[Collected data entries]
* start *

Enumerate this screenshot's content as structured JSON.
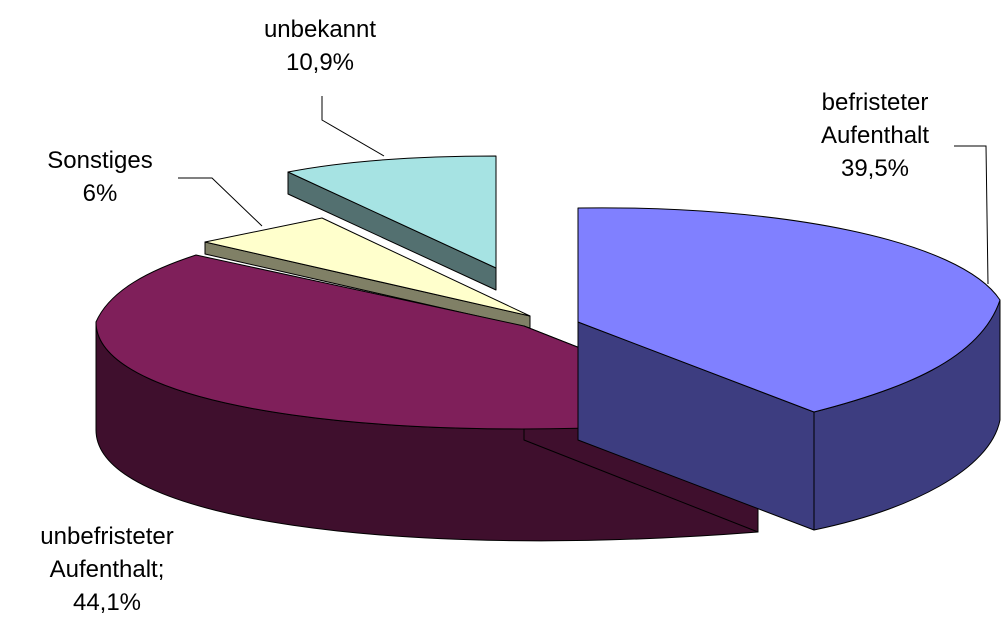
{
  "chart_data": {
    "type": "pie",
    "style": "3d-exploded",
    "slices": [
      {
        "label_lines": [
          "befristeter",
          "Aufenthalt"
        ],
        "value_text": "39,5%",
        "value": 39.5,
        "top_color": "#8080ff",
        "side_color": "#3d3d80"
      },
      {
        "label_lines": [
          "unbefristeter",
          "Aufenthalt;"
        ],
        "value_text": "44,1%",
        "value": 44.1,
        "top_color": "#7f1f5a",
        "side_color": "#3f0f2d"
      },
      {
        "label_lines": [
          "Sonstiges"
        ],
        "value_text": "6%",
        "value": 6,
        "top_color": "#ffffcc",
        "side_color": "#808066"
      },
      {
        "label_lines": [
          "unbekannt"
        ],
        "value_text": "10,9%",
        "value": 10.9,
        "top_color": "#a6e3e3",
        "side_color": "#537070"
      }
    ]
  }
}
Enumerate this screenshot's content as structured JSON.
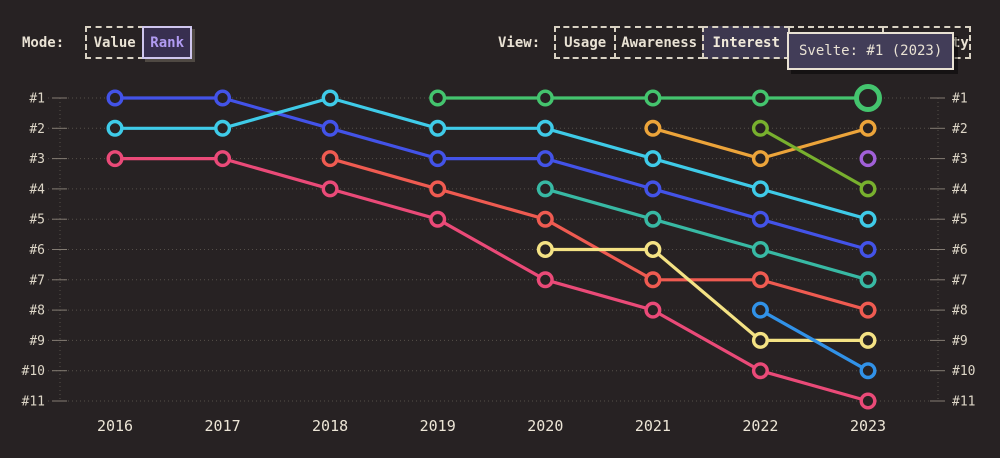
{
  "colors": {
    "background": "#272223",
    "text": "#e9e2d4",
    "grid": "#56504a",
    "tick": "#847c73",
    "mode_selected_text": "#b19bf2",
    "mode_selected_bg": "#382f50",
    "view_selected_bg": "#3d384f",
    "tooltip_bg": "#423d58"
  },
  "controls": {
    "mode": {
      "label": "Mode:",
      "options": [
        {
          "label": "Value",
          "selected": false
        },
        {
          "label": "Rank",
          "selected": true
        }
      ]
    },
    "view": {
      "label": "View:",
      "options": [
        {
          "label": "Usage",
          "selected": false
        },
        {
          "label": "Awareness",
          "selected": false
        },
        {
          "label": "Interest",
          "selected": true
        },
        {
          "label": "",
          "selected": false
        },
        {
          "label": "Positivity",
          "selected": false
        }
      ]
    }
  },
  "tooltip": {
    "text": "Svelte: #1 (2023)"
  },
  "chart_data": {
    "type": "line",
    "subtype": "bump-rank",
    "title": "",
    "xlabel": "",
    "ylabel": "",
    "x_labels": [
      "2016",
      "2017",
      "2018",
      "2019",
      "2020",
      "2021",
      "2022",
      "2023"
    ],
    "rank_labels": [
      "#1",
      "#2",
      "#3",
      "#4",
      "#5",
      "#6",
      "#7",
      "#8",
      "#9",
      "#10",
      "#11"
    ],
    "axis": {
      "ranks": 11,
      "grid": "dotted horizontal rows",
      "y_axis_sides": "both",
      "y_inverted_rank": true
    },
    "series": [
      {
        "name": "pink",
        "color": "#ea4a78",
        "ranks": [
          3,
          3,
          4,
          5,
          7,
          8,
          10,
          11
        ]
      },
      {
        "name": "blue",
        "color": "#4353e8",
        "ranks": [
          1,
          1,
          2,
          3,
          3,
          4,
          5,
          6
        ]
      },
      {
        "name": "cyan",
        "color": "#3fcbe8",
        "ranks": [
          2,
          2,
          1,
          2,
          2,
          3,
          4,
          5
        ]
      },
      {
        "name": "coral",
        "color": "#ef5b51",
        "ranks": [
          null,
          null,
          3,
          4,
          5,
          7,
          7,
          8
        ]
      },
      {
        "name": "teal",
        "color": "#38b9a4",
        "ranks": [
          null,
          null,
          null,
          null,
          4,
          5,
          6,
          7
        ]
      },
      {
        "name": "yellow",
        "color": "#f4e284",
        "ranks": [
          null,
          null,
          null,
          null,
          6,
          6,
          9,
          9
        ]
      },
      {
        "name": "orange",
        "color": "#eca43a",
        "ranks": [
          null,
          null,
          null,
          null,
          null,
          2,
          3,
          2
        ]
      },
      {
        "name": "azure",
        "color": "#3192e8",
        "ranks": [
          null,
          null,
          null,
          null,
          null,
          null,
          8,
          10
        ]
      },
      {
        "name": "olive",
        "color": "#78b02e",
        "ranks": [
          null,
          null,
          null,
          null,
          null,
          null,
          2,
          4
        ]
      },
      {
        "name": "purple",
        "color": "#a160d8",
        "ranks": [
          null,
          null,
          null,
          null,
          null,
          null,
          null,
          3
        ]
      },
      {
        "name": "Svelte",
        "color": "#44c46e",
        "ranks": [
          null,
          null,
          null,
          1,
          1,
          1,
          1,
          1
        ]
      }
    ],
    "hover_point": {
      "series": "Svelte",
      "year": "2023",
      "rank": 1
    }
  }
}
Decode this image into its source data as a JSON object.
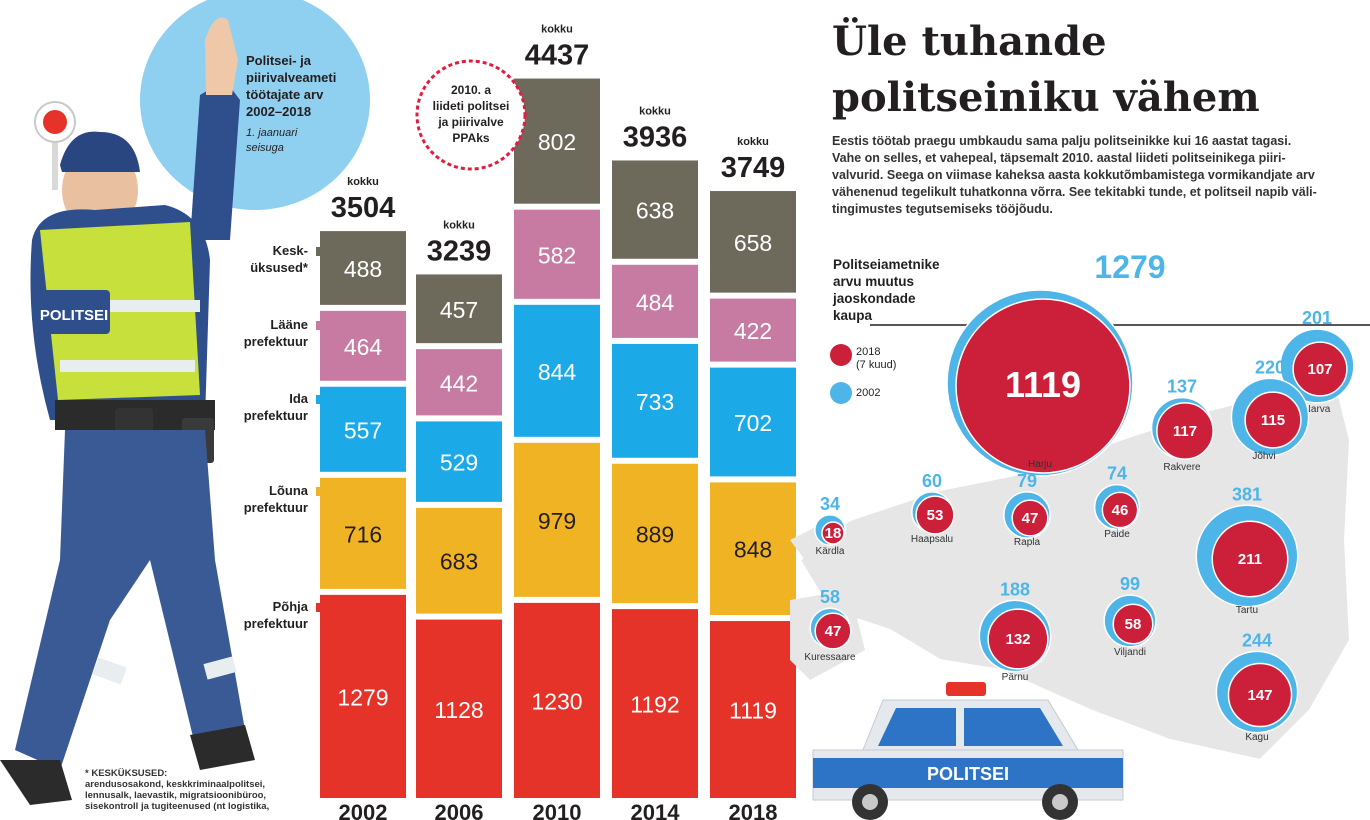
{
  "intro": {
    "line1": "Politsei- ja",
    "line2": "piirivalveameti",
    "line3": "töötajate arv",
    "line4": "2002–2018",
    "sub1": "1. jaanuari",
    "sub2": "seisuga"
  },
  "badge": {
    "line1": "2010. a",
    "line2": "liideti politsei",
    "line3": "ja piirivalve",
    "line4": "PPAks"
  },
  "vest_text": "POLITSEI",
  "car_text": "POLITSEI",
  "chart_data": [
    {
      "type": "bar",
      "stacked": true,
      "categories": [
        "2002",
        "2006",
        "2010",
        "2014",
        "2018"
      ],
      "total_label": "kokku",
      "totals": [
        3504,
        3239,
        4437,
        3936,
        3749
      ],
      "series": [
        {
          "name": "Põhja prefektuur",
          "color": "#e63329",
          "values": [
            1279,
            1128,
            1230,
            1192,
            1119
          ]
        },
        {
          "name": "Lõuna prefektuur",
          "color": "#f0b323",
          "values": [
            716,
            683,
            979,
            889,
            848
          ]
        },
        {
          "name": "Ida prefektuur",
          "color": "#1ca9e8",
          "values": [
            557,
            529,
            844,
            733,
            702
          ]
        },
        {
          "name": "Lääne prefektuur",
          "color": "#c77ba3",
          "values": [
            464,
            442,
            582,
            484,
            422
          ]
        },
        {
          "name": "Kesk-üksused*",
          "color": "#6d6a5c",
          "values": [
            488,
            457,
            802,
            638,
            658
          ]
        }
      ]
    },
    {
      "type": "scatter",
      "series_names": [
        "2018 (7 kuud)",
        "2002"
      ],
      "colors": {
        "2018": "#cc1f3a",
        "2002": "#4db5e8"
      },
      "points": [
        {
          "name": "Harju",
          "v2002": 1279,
          "v2018": 1119
        },
        {
          "name": "Narva",
          "v2002": 201,
          "v2018": 107
        },
        {
          "name": "Jõhvi",
          "v2002": 220,
          "v2018": 115
        },
        {
          "name": "Rakvere",
          "v2002": 137,
          "v2018": 117
        },
        {
          "name": "Kärdla",
          "v2002": 34,
          "v2018": 18
        },
        {
          "name": "Haapsalu",
          "v2002": 60,
          "v2018": 53
        },
        {
          "name": "Rapla",
          "v2002": 79,
          "v2018": 47
        },
        {
          "name": "Paide",
          "v2002": 74,
          "v2018": 46
        },
        {
          "name": "Tartu",
          "v2002": 381,
          "v2018": 211
        },
        {
          "name": "Kuressaare",
          "v2002": 58,
          "v2018": 47
        },
        {
          "name": "Pärnu",
          "v2002": 188,
          "v2018": 132
        },
        {
          "name": "Viljandi",
          "v2002": 99,
          "v2018": 58
        },
        {
          "name": "Kagu",
          "v2002": 244,
          "v2018": 147
        }
      ]
    }
  ],
  "labels": {
    "kesk1": "Kesk-",
    "kesk2": "üksused*",
    "laane1": "Lääne",
    "laane2": "prefektuur",
    "ida1": "Ida",
    "ida2": "prefektuur",
    "louna1": "Lõuna",
    "louna2": "prefektuur",
    "pohja1": "Põhja",
    "pohja2": "prefektuur"
  },
  "footnote": {
    "l1": "* KESKÜKSUSED:",
    "l2": "arendusosakond, keskkriminaalpolitsei,",
    "l3": "lennusalk, laevastik, migratsioonibüroo,",
    "l4": "sisekontroll ja tugiteenused (nt logistika,"
  },
  "article": {
    "title1": "Üle tuhande",
    "title2": "politseiniku vähem",
    "lead1": "Eestis töötab praegu umbkaudu sama palju politseinikke kui 16 aastat tagasi.",
    "lead2": "Vahe on selles, et vahepeal, täpsemalt 2010. aastal liideti politseinikega piiri-",
    "lead3": "valvurid. Seega on viimase kaheksa aasta kokkutõmbamistega vormikandjate arv",
    "lead4": "vähenenud tegelikult tuhatkonna võrra. See tekitabki tunde, et politseil napib väli-",
    "lead5": "tingimustes tegutsemiseks tööjõudu."
  },
  "map": {
    "h1": "Politseiametnike",
    "h2": "arvu muutus",
    "h3": "jaoskondade",
    "h4": "kaupa",
    "legend_2018_a": "2018",
    "legend_2018_b": "(7 kuud)",
    "legend_2002": "2002"
  }
}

* end *

→ Directions for this task
Only lines with the word "Lõuna" should be collected from the material.

→ Exercise response
          "name": "Lõuna prefektuur",
    "louna1": "Lõuna",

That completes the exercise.